_Written task_
Give the number of lines in the records below that include "Daily", and nothing more.

━━━

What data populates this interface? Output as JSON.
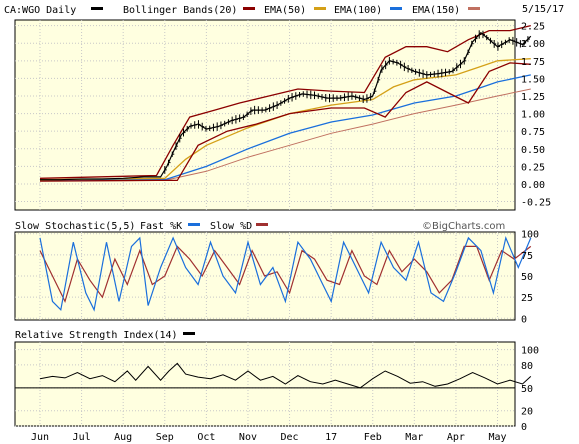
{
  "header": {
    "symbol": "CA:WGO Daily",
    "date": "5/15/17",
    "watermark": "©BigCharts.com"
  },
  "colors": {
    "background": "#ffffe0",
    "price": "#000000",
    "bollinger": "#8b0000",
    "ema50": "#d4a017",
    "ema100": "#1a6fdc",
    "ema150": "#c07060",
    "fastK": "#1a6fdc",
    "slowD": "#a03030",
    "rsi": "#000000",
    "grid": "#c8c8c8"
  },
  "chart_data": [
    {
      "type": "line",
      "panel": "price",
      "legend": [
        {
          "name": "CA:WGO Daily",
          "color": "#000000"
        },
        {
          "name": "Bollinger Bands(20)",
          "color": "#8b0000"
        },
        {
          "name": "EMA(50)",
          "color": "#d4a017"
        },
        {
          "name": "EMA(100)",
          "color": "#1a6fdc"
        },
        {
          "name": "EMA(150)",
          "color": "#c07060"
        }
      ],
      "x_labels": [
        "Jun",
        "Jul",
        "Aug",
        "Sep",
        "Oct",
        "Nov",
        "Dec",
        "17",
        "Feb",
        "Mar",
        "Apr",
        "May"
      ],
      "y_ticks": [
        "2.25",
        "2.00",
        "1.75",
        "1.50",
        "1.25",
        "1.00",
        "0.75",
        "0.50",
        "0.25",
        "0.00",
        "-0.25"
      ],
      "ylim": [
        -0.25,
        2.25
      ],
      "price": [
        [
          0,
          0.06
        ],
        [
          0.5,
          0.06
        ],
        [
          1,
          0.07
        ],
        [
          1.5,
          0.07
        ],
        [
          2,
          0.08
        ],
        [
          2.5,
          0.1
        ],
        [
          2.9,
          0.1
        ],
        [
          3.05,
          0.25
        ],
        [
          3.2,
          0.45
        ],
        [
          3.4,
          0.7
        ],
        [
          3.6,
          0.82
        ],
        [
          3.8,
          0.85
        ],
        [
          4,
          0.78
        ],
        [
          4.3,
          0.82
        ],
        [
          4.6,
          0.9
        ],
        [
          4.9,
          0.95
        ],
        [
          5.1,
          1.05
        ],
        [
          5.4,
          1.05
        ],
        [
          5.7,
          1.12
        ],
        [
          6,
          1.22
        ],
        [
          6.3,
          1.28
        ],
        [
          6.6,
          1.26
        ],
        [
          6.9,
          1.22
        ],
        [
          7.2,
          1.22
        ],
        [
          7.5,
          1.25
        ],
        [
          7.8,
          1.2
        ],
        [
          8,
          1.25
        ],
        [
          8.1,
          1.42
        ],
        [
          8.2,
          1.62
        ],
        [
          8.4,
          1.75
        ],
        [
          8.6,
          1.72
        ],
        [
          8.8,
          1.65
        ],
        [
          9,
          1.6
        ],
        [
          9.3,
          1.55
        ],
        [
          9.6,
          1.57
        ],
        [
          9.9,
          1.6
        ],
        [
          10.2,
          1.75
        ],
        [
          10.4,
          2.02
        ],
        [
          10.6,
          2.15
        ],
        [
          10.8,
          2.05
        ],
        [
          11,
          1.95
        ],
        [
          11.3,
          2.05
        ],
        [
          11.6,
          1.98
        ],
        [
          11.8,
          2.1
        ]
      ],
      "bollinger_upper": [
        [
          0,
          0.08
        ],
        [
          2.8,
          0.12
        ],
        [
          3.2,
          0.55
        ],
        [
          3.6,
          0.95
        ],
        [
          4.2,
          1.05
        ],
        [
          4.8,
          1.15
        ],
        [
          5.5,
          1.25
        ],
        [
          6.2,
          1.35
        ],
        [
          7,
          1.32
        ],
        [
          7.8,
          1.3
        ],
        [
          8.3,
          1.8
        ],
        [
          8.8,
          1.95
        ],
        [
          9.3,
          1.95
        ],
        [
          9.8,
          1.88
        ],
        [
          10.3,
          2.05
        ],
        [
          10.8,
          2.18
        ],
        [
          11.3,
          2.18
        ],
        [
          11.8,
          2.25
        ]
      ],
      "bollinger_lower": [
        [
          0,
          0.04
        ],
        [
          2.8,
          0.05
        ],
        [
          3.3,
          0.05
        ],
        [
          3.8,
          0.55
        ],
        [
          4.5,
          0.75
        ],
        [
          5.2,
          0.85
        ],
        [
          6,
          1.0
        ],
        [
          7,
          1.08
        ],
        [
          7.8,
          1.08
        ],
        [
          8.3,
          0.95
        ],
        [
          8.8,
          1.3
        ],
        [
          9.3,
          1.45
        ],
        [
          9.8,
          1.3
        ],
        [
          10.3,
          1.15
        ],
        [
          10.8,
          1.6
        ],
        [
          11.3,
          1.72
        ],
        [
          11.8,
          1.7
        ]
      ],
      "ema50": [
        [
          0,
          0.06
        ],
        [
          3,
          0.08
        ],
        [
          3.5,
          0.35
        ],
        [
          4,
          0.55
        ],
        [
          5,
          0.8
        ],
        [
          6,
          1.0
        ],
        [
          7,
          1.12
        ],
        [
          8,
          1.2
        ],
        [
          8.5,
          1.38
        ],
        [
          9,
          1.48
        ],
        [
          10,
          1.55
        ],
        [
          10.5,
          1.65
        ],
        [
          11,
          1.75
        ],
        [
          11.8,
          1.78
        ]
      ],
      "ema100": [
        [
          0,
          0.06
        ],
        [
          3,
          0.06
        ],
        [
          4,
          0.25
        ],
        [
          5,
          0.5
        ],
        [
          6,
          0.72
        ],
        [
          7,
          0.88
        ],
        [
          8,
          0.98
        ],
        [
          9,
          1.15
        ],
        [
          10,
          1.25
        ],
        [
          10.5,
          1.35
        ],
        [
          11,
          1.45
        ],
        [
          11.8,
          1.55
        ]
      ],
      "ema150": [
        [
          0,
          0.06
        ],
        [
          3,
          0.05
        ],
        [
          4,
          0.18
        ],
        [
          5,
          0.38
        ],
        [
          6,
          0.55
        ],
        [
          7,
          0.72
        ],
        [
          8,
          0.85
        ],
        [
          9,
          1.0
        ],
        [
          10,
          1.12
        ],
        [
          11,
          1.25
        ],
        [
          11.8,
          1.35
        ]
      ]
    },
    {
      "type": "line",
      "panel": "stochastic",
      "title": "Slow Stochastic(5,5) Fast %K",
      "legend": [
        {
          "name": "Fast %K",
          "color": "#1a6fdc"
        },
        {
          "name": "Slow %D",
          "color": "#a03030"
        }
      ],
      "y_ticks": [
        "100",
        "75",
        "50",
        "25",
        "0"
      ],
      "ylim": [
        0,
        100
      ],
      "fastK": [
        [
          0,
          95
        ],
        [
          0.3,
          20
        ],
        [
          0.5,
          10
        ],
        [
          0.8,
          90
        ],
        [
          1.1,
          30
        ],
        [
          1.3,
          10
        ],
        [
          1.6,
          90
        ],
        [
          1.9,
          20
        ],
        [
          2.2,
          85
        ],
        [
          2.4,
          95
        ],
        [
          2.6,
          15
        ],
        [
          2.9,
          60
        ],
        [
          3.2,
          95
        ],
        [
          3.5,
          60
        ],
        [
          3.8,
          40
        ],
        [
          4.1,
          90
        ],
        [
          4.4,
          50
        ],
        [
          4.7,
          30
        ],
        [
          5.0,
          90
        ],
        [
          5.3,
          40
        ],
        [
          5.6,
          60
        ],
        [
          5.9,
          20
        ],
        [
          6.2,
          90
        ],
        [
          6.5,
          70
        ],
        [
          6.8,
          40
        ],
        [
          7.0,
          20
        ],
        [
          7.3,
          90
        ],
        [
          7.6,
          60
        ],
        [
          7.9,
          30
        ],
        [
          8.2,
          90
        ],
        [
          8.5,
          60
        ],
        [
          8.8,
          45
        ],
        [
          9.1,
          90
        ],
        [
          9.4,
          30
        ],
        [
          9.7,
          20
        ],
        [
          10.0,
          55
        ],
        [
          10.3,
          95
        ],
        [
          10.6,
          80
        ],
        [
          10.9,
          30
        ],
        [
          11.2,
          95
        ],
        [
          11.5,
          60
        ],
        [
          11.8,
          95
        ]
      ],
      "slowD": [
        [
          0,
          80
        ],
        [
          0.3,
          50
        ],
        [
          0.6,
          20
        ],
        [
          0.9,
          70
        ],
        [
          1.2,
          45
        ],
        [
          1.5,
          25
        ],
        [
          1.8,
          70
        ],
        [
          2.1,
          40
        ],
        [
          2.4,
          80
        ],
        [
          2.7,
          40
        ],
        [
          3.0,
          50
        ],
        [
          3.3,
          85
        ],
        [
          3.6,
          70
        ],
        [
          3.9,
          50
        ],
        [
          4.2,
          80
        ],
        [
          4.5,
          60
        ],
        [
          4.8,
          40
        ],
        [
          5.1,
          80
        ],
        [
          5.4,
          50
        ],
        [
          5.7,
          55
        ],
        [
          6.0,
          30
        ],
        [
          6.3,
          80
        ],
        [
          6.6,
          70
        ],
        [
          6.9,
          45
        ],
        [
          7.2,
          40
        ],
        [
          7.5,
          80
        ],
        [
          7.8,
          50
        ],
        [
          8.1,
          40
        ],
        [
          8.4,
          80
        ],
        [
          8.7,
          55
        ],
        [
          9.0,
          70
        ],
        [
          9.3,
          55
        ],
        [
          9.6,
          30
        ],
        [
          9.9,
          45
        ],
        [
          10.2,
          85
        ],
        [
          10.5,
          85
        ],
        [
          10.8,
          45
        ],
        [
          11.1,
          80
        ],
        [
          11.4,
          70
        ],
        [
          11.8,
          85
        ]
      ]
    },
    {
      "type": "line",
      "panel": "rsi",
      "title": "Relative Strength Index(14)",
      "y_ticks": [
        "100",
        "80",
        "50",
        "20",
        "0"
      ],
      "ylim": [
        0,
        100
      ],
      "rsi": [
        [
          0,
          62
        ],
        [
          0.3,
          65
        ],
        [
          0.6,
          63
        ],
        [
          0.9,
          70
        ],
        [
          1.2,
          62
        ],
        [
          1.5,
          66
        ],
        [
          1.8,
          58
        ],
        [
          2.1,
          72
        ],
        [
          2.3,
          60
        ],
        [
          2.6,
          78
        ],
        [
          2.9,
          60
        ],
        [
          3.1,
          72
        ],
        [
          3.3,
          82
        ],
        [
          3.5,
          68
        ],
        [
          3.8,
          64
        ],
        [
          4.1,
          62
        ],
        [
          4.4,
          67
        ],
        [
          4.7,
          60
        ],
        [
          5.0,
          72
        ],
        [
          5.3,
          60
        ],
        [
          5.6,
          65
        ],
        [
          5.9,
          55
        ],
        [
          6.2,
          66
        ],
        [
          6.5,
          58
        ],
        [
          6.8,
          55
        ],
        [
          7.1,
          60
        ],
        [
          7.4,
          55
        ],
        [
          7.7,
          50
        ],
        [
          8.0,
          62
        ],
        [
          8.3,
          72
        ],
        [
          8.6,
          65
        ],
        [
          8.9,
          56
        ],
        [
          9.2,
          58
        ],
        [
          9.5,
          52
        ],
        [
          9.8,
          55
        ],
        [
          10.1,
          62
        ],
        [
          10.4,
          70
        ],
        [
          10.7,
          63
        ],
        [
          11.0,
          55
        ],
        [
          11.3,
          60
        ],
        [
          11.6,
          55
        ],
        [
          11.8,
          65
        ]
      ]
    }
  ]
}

━━━

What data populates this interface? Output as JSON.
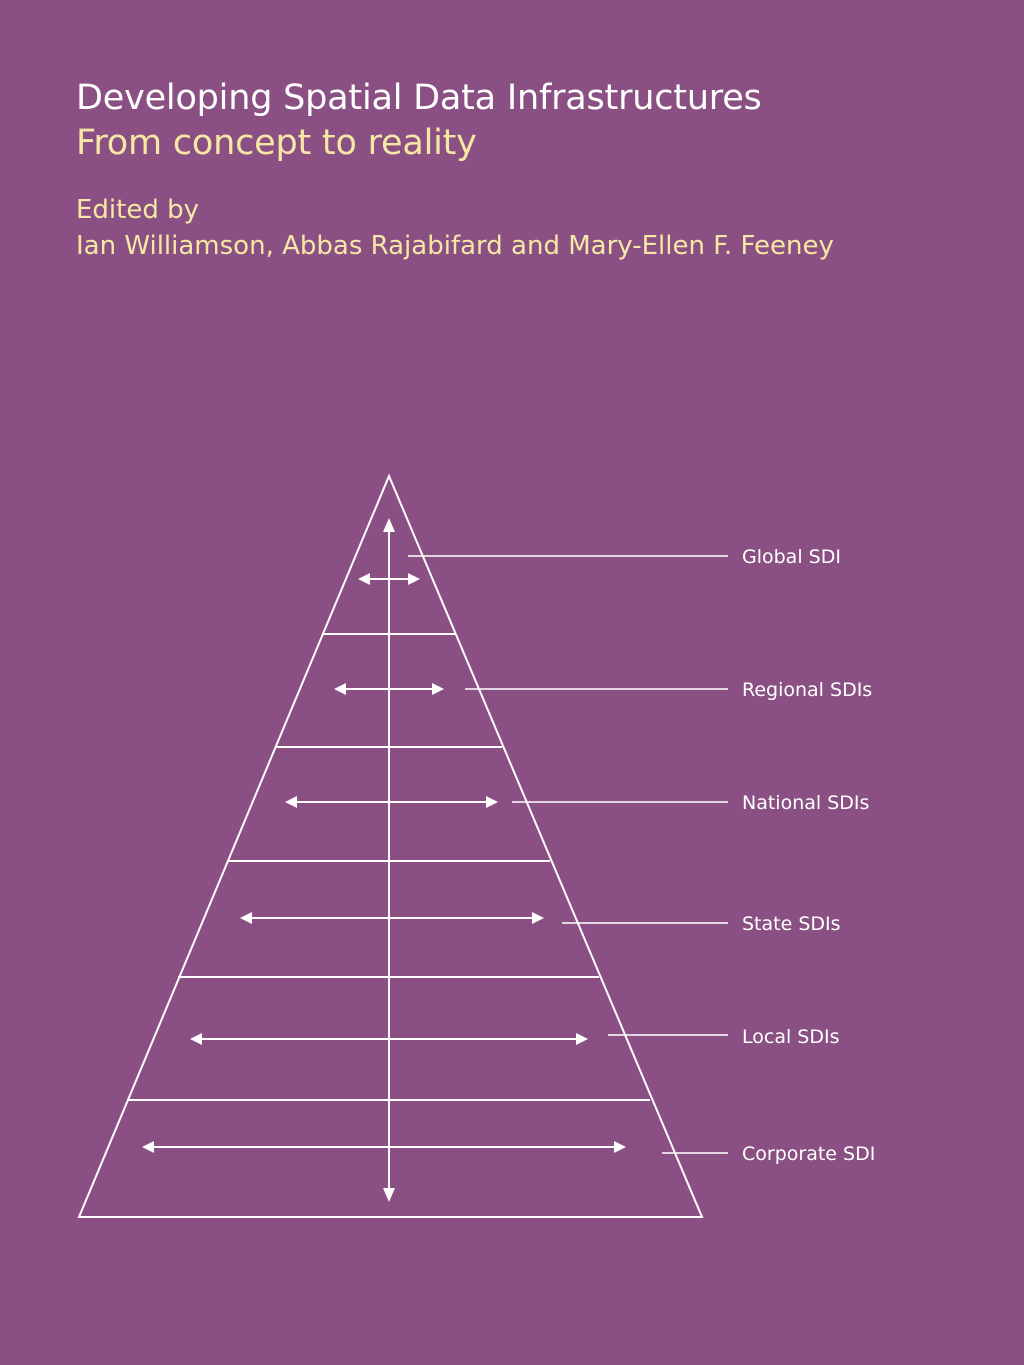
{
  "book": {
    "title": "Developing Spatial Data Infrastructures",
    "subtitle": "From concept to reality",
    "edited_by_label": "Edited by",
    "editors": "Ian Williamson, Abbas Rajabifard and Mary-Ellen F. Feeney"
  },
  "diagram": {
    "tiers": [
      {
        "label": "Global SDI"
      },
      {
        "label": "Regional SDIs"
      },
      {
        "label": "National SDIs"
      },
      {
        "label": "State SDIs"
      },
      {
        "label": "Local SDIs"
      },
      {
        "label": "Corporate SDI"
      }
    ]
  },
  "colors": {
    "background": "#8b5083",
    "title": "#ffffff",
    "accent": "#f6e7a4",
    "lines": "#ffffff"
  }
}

━━━

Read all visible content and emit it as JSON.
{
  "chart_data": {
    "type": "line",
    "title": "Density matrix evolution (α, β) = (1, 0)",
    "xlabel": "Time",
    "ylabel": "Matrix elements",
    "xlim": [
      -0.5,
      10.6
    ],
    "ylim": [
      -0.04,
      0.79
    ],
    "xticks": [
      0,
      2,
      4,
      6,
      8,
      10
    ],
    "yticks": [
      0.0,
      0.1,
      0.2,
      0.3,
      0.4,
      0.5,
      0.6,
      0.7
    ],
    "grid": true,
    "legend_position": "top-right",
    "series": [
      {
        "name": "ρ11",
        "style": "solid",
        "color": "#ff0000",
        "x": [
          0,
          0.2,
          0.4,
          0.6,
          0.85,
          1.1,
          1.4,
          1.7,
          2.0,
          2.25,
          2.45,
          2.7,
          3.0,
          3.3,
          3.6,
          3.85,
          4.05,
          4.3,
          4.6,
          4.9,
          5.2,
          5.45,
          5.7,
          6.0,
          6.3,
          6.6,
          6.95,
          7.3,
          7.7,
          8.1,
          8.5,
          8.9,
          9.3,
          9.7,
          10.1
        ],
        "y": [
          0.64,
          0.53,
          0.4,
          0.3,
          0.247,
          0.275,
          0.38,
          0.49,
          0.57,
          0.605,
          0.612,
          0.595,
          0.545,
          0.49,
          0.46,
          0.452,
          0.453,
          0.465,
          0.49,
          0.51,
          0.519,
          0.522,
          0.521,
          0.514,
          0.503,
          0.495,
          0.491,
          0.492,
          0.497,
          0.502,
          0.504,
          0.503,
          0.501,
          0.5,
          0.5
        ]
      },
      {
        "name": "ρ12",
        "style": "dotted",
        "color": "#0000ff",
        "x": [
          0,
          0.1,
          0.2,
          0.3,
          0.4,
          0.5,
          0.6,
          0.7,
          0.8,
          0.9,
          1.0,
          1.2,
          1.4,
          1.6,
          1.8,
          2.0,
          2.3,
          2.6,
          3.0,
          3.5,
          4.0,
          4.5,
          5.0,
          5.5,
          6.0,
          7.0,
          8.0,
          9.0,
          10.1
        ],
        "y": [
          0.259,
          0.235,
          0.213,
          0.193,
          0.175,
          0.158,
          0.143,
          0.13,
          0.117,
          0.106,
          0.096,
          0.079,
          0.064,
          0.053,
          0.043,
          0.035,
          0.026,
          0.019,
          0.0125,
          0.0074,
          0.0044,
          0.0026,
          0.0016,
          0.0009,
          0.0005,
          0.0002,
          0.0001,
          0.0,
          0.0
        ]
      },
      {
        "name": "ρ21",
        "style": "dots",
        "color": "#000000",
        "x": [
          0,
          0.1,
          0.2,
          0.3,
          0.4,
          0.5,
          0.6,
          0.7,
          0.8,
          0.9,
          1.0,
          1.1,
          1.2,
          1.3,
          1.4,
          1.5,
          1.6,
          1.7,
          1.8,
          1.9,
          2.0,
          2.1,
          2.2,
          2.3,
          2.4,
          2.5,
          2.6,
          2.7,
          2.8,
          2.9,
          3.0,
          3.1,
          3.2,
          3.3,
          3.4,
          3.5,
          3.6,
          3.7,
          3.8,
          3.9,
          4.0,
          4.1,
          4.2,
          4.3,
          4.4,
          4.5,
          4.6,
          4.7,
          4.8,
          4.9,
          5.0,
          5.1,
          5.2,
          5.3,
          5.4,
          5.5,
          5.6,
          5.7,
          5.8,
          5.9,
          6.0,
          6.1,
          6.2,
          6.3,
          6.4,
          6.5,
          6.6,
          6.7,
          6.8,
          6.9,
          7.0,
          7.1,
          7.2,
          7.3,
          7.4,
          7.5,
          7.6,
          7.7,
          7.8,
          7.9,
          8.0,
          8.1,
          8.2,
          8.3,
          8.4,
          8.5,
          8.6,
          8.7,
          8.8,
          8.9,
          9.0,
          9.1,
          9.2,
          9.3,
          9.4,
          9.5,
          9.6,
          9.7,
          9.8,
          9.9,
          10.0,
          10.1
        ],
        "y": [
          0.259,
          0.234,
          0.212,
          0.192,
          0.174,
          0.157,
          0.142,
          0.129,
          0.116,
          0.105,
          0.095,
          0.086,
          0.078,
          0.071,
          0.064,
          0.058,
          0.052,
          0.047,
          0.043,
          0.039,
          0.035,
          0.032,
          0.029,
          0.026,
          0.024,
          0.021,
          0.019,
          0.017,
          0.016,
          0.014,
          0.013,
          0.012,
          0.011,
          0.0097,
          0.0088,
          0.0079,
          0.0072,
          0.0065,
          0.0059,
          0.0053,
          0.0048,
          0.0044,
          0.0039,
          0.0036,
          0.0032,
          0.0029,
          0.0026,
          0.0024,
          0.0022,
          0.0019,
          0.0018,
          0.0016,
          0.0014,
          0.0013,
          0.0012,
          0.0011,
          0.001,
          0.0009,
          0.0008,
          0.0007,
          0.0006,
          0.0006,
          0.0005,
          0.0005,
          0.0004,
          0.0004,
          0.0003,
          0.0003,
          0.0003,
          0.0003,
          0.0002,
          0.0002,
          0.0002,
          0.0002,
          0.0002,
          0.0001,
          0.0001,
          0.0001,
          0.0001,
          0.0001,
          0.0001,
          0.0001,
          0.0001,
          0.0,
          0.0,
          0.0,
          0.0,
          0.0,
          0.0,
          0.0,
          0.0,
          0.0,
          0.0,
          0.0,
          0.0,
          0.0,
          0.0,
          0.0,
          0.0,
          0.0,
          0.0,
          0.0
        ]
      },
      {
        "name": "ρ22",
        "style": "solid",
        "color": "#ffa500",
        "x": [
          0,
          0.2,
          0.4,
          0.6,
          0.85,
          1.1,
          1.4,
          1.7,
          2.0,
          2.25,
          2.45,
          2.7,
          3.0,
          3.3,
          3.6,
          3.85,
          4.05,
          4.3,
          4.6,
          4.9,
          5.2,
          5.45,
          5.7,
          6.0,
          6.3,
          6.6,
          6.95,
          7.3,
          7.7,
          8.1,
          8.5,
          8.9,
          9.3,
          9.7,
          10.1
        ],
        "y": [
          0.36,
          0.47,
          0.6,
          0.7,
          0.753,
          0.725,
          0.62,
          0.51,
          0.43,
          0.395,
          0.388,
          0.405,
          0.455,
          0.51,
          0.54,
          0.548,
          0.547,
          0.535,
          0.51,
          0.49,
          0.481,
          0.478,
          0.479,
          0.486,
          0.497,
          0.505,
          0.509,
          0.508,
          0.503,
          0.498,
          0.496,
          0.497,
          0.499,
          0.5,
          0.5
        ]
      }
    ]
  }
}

━━━

_Response for this exercise_
2